[Extracted records]
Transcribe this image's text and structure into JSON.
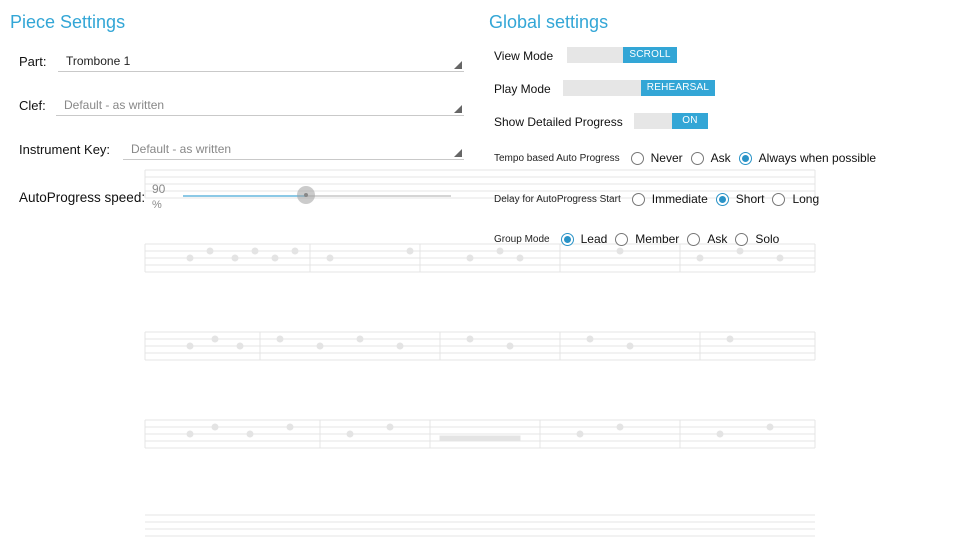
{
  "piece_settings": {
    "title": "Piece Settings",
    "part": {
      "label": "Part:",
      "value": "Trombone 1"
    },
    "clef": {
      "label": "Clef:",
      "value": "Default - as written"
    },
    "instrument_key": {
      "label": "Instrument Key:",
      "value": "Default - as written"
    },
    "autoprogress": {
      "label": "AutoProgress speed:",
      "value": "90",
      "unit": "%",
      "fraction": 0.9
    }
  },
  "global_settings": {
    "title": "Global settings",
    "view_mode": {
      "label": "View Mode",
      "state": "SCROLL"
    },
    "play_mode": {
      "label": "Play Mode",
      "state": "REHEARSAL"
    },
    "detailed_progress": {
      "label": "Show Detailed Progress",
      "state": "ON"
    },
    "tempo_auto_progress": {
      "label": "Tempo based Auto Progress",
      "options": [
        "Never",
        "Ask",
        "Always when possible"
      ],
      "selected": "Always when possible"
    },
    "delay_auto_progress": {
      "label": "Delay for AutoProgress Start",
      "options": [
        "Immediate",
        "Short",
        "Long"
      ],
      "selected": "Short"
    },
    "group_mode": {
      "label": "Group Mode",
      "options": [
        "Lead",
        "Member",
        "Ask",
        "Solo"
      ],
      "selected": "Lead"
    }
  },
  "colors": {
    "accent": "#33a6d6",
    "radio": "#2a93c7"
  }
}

Given exercise
Answer with a single number: the count of lines holding the word "when".

Completed exercise
2